Exercise>
Your task is to output the entries below word for word.

Records for this task>
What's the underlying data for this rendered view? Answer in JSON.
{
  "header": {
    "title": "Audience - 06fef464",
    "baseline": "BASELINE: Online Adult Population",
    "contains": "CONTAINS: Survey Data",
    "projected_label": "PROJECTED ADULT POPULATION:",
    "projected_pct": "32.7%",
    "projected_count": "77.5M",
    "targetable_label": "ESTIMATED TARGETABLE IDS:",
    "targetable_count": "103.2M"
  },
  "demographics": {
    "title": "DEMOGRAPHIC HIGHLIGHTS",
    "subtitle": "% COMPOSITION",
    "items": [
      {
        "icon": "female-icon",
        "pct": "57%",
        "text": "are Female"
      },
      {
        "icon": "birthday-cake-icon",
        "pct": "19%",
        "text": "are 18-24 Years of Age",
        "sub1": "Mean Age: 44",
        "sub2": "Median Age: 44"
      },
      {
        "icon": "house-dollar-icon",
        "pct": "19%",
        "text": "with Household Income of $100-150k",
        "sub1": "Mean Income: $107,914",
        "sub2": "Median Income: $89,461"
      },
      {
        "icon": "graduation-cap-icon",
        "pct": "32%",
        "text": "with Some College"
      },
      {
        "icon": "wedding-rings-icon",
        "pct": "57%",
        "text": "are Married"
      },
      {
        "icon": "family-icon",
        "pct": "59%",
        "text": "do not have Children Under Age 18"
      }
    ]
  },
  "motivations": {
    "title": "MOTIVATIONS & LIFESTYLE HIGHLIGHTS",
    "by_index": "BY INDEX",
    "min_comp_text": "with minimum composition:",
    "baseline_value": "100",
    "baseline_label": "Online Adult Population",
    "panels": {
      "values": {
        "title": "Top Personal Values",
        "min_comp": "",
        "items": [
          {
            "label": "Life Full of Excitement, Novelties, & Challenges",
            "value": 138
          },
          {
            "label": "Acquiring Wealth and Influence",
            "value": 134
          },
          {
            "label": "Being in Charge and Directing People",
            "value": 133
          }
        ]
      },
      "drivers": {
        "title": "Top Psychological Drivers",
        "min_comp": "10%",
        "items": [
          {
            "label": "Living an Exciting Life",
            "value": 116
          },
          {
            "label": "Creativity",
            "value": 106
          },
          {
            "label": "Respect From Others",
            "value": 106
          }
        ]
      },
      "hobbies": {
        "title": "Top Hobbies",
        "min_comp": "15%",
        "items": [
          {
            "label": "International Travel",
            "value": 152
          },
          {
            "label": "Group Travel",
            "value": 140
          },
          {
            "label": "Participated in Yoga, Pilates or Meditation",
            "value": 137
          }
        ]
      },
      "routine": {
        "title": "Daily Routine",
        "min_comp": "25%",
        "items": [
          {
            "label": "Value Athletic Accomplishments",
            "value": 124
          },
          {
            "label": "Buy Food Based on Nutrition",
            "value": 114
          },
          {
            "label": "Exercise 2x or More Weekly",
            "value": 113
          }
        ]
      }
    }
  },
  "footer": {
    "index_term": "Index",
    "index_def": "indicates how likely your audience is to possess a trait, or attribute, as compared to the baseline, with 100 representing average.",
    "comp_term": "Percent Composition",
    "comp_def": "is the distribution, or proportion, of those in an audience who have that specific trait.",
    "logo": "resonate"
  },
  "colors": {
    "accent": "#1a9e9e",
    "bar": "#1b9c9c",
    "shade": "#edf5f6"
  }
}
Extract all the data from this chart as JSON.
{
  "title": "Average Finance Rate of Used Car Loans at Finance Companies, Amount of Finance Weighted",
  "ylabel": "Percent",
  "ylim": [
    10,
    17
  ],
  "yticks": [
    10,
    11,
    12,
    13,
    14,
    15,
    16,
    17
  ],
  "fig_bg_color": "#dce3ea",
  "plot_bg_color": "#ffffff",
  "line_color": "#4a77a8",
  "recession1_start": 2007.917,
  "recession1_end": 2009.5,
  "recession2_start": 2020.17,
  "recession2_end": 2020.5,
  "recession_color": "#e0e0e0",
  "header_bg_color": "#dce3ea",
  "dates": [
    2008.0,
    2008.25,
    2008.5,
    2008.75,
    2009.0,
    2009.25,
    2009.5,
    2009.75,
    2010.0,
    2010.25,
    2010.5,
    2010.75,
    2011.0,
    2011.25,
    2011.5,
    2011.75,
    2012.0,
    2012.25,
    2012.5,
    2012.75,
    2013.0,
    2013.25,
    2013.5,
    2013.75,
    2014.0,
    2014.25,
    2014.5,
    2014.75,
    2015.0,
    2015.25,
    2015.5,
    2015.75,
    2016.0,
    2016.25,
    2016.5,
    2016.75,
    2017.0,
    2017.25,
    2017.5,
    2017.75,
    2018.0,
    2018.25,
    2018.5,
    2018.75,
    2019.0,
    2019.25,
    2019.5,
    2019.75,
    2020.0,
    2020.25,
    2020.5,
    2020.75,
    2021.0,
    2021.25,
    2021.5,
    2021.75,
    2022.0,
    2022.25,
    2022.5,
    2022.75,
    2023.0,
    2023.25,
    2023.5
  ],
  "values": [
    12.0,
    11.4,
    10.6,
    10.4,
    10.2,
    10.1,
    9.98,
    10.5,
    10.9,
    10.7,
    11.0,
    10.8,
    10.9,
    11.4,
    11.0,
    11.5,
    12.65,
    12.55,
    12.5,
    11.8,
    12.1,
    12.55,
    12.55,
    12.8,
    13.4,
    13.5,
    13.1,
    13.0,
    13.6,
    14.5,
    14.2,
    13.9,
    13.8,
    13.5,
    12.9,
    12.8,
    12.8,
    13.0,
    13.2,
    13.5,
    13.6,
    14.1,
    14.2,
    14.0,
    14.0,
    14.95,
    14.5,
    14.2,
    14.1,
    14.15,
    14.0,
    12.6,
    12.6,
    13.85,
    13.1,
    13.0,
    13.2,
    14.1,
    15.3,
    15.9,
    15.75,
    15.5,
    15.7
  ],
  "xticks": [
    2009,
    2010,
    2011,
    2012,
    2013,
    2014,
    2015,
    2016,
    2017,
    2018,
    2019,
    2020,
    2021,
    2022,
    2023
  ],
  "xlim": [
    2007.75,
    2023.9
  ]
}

Right answer>
What's the underlying data for this rendered view? Answer in JSON.
{
  "header": {
    "title": "Audience - 06fef464",
    "baseline": "BASELINE: Online Adult Population",
    "contains": "CONTAINS: Survey Data",
    "projected_label": "PROJECTED ADULT POPULATION:",
    "projected_pct": "32.7%",
    "projected_count": "77.5M",
    "targetable_label": "ESTIMATED TARGETABLE IDS:",
    "targetable_count": "103.2M"
  },
  "demographics": {
    "title": "DEMOGRAPHIC HIGHLIGHTS",
    "subtitle": "% COMPOSITION",
    "items": [
      {
        "icon": "female-icon",
        "pct": "57%",
        "text": "are Female"
      },
      {
        "icon": "birthday-cake-icon",
        "pct": "19%",
        "text": "are 18-24 Years of Age",
        "sub1": "Mean Age: 44",
        "sub2": "Median Age: 44"
      },
      {
        "icon": "house-dollar-icon",
        "pct": "19%",
        "text": "with Household Income of $100-150k",
        "sub1": "Mean Income: $107,914",
        "sub2": "Median Income: $89,461"
      },
      {
        "icon": "graduation-cap-icon",
        "pct": "32%",
        "text": "with Some College"
      },
      {
        "icon": "wedding-rings-icon",
        "pct": "57%",
        "text": "are Married"
      },
      {
        "icon": "family-icon",
        "pct": "59%",
        "text": "do not have Children Under Age 18"
      }
    ]
  },
  "motivations": {
    "title": "MOTIVATIONS & LIFESTYLE HIGHLIGHTS",
    "by_index": "BY INDEX",
    "min_comp_text": "with minimum composition:",
    "baseline_value": "100",
    "baseline_label": "Online Adult Population",
    "panels": {
      "values": {
        "title": "Top Personal Values",
        "min_comp": "",
        "items": [
          {
            "label": "Life Full of Excitement, Novelties, & Challenges",
            "value": 138
          },
          {
            "label": "Acquiring Wealth and Influence",
            "value": 134
          },
          {
            "label": "Being in Charge and Directing People",
            "value": 133
          }
        ]
      },
      "drivers": {
        "title": "Top Psychological Drivers",
        "min_comp": "10%",
        "items": [
          {
            "label": "Living an Exciting Life",
            "value": 116
          },
          {
            "label": "Creativity",
            "value": 106
          },
          {
            "label": "Respect From Others",
            "value": 106
          }
        ]
      },
      "hobbies": {
        "title": "Top Hobbies",
        "min_comp": "15%",
        "items": [
          {
            "label": "International Travel",
            "value": 152
          },
          {
            "label": "Group Travel",
            "value": 140
          },
          {
            "label": "Participated in Yoga, Pilates or Meditation",
            "value": 137
          }
        ]
      },
      "routine": {
        "title": "Daily Routine",
        "min_comp": "25%",
        "items": [
          {
            "label": "Value Athletic Accomplishments",
            "value": 124
          },
          {
            "label": "Buy Food Based on Nutrition",
            "value": 114
          },
          {
            "label": "Exercise 2x or More Weekly",
            "value": 113
          }
        ]
      }
    }
  },
  "footer": {
    "index_term": "Index",
    "index_def": "indicates how likely your audience is to possess a trait, or attribute, as compared to the baseline, with 100 representing average.",
    "comp_term": "Percent Composition",
    "comp_def": "is the distribution, or proportion, of those in an audience who have that specific trait.",
    "logo": "resonate"
  },
  "colors": {
    "accent": "#1a9e9e",
    "bar": "#1b9c9c",
    "shade": "#edf5f6"
  }
}
Extract all the data from this chart as JSON.
{
  "title": "Average Finance Rate of Used Car Loans at Finance Companies, Amount of Finance Weighted",
  "ylabel": "Percent",
  "ylim": [
    10,
    17
  ],
  "yticks": [
    10,
    11,
    12,
    13,
    14,
    15,
    16,
    17
  ],
  "fig_bg_color": "#dce3ea",
  "plot_bg_color": "#ffffff",
  "line_color": "#4a77a8",
  "recession1_start": 2007.917,
  "recession1_end": 2009.5,
  "recession2_start": 2020.17,
  "recession2_end": 2020.5,
  "recession_color": "#e0e0e0",
  "header_bg_color": "#dce3ea",
  "dates": [
    2008.0,
    2008.25,
    2008.5,
    2008.75,
    2009.0,
    2009.25,
    2009.5,
    2009.75,
    2010.0,
    2010.25,
    2010.5,
    2010.75,
    2011.0,
    2011.25,
    2011.5,
    2011.75,
    2012.0,
    2012.25,
    2012.5,
    2012.75,
    2013.0,
    2013.25,
    2013.5,
    2013.75,
    2014.0,
    2014.25,
    2014.5,
    2014.75,
    2015.0,
    2015.25,
    2015.5,
    2015.75,
    2016.0,
    2016.25,
    2016.5,
    2016.75,
    2017.0,
    2017.25,
    2017.5,
    2017.75,
    2018.0,
    2018.25,
    2018.5,
    2018.75,
    2019.0,
    2019.25,
    2019.5,
    2019.75,
    2020.0,
    2020.25,
    2020.5,
    2020.75,
    2021.0,
    2021.25,
    2021.5,
    2021.75,
    2022.0,
    2022.25,
    2022.5,
    2022.75,
    2023.0,
    2023.25,
    2023.5
  ],
  "values": [
    12.0,
    11.4,
    10.6,
    10.4,
    10.2,
    10.1,
    9.98,
    10.5,
    10.9,
    10.7,
    11.0,
    10.8,
    10.9,
    11.4,
    11.0,
    11.5,
    12.65,
    12.55,
    12.5,
    11.8,
    12.1,
    12.55,
    12.55,
    12.8,
    13.4,
    13.5,
    13.1,
    13.0,
    13.6,
    14.5,
    14.2,
    13.9,
    13.8,
    13.5,
    12.9,
    12.8,
    12.8,
    13.0,
    13.2,
    13.5,
    13.6,
    14.1,
    14.2,
    14.0,
    14.0,
    14.95,
    14.5,
    14.2,
    14.1,
    14.15,
    14.0,
    12.6,
    12.6,
    13.85,
    13.1,
    13.0,
    13.2,
    14.1,
    15.3,
    15.9,
    15.75,
    15.5,
    15.7
  ],
  "xticks": [
    2009,
    2010,
    2011,
    2012,
    2013,
    2014,
    2015,
    2016,
    2017,
    2018,
    2019,
    2020,
    2021,
    2022,
    2023
  ],
  "xlim": [
    2007.75,
    2023.9
  ]
}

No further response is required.